TASK BRIEF >> The data below must be copied in full and without any change.

INPUT >>
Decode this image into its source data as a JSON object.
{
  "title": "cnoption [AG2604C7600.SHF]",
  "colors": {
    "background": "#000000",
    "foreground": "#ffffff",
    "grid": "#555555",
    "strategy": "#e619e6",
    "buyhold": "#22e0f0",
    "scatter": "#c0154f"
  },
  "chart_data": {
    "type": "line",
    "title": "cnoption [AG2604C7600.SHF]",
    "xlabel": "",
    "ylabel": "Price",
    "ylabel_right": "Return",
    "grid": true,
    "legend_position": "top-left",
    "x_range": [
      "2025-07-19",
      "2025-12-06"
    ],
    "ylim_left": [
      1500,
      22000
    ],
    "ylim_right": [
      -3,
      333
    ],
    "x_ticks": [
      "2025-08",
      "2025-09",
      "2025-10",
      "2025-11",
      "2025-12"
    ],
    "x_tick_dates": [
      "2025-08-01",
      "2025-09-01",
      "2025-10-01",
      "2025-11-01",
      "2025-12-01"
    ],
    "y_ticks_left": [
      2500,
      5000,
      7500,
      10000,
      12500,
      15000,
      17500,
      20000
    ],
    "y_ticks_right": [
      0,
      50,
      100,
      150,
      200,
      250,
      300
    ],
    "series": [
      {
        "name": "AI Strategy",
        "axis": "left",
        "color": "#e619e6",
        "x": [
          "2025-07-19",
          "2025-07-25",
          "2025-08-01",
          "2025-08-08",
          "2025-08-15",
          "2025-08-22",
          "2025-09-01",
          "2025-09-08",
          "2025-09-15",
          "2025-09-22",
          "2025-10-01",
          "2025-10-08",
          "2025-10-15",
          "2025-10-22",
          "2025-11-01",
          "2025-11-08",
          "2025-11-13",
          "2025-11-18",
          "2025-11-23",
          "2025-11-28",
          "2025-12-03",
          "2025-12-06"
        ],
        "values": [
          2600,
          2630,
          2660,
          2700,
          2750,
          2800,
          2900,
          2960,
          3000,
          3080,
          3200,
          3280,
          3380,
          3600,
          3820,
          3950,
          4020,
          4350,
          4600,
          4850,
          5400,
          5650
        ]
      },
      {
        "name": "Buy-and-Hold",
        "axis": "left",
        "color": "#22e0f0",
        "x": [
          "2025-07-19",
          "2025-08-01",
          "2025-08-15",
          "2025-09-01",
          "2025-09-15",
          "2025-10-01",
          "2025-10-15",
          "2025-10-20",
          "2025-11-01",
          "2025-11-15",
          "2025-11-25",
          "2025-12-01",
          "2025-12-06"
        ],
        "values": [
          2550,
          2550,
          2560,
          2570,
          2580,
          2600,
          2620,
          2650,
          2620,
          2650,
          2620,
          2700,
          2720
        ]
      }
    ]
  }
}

REPLY >>
Decode this image into its source data as a JSON object.
{
  "title": "cnoption [AG2604C7600.SHF]",
  "colors": {
    "background": "#000000",
    "foreground": "#ffffff",
    "grid": "#555555",
    "strategy": "#e619e6",
    "buyhold": "#22e0f0",
    "scatter": "#c0154f"
  },
  "chart_data": {
    "type": "line",
    "title": "cnoption [AG2604C7600.SHF]",
    "xlabel": "",
    "ylabel": "Price",
    "ylabel_right": "Return",
    "grid": true,
    "legend_position": "top-left",
    "x_range": [
      "2025-07-19",
      "2025-12-06"
    ],
    "ylim_left": [
      1500,
      22000
    ],
    "ylim_right": [
      -3,
      333
    ],
    "x_ticks": [
      "2025-08",
      "2025-09",
      "2025-10",
      "2025-11",
      "2025-12"
    ],
    "x_tick_dates": [
      "2025-08-01",
      "2025-09-01",
      "2025-10-01",
      "2025-11-01",
      "2025-12-01"
    ],
    "y_ticks_left": [
      2500,
      5000,
      7500,
      10000,
      12500,
      15000,
      17500,
      20000
    ],
    "y_ticks_right": [
      0,
      50,
      100,
      150,
      200,
      250,
      300
    ],
    "series": [
      {
        "name": "AI Strategy",
        "axis": "left",
        "color": "#e619e6",
        "x": [
          "2025-07-19",
          "2025-07-25",
          "2025-08-01",
          "2025-08-08",
          "2025-08-15",
          "2025-08-22",
          "2025-09-01",
          "2025-09-08",
          "2025-09-15",
          "2025-09-22",
          "2025-10-01",
          "2025-10-08",
          "2025-10-15",
          "2025-10-22",
          "2025-11-01",
          "2025-11-08",
          "2025-11-13",
          "2025-11-18",
          "2025-11-23",
          "2025-11-28",
          "2025-12-03",
          "2025-12-06"
        ],
        "values": [
          2600,
          2630,
          2660,
          2700,
          2750,
          2800,
          2900,
          2960,
          3000,
          3080,
          3200,
          3280,
          3380,
          3600,
          3820,
          3950,
          4020,
          4350,
          4600,
          4850,
          5400,
          5650
        ]
      },
      {
        "name": "Buy-and-Hold",
        "axis": "left",
        "color": "#22e0f0",
        "x": [
          "2025-07-19",
          "2025-08-01",
          "2025-08-15",
          "2025-09-01",
          "2025-09-15",
          "2025-10-01",
          "2025-10-15",
          "2025-10-20",
          "2025-11-01",
          "2025-11-15",
          "2025-11-25",
          "2025-12-01",
          "2025-12-06"
        ],
        "values": [
          2550,
          2550,
          2560,
          2570,
          2580,
          2600,
          2620,
          2650,
          2620,
          2650,
          2620,
          2700,
          2720
        ]
      }
    ]
  }
}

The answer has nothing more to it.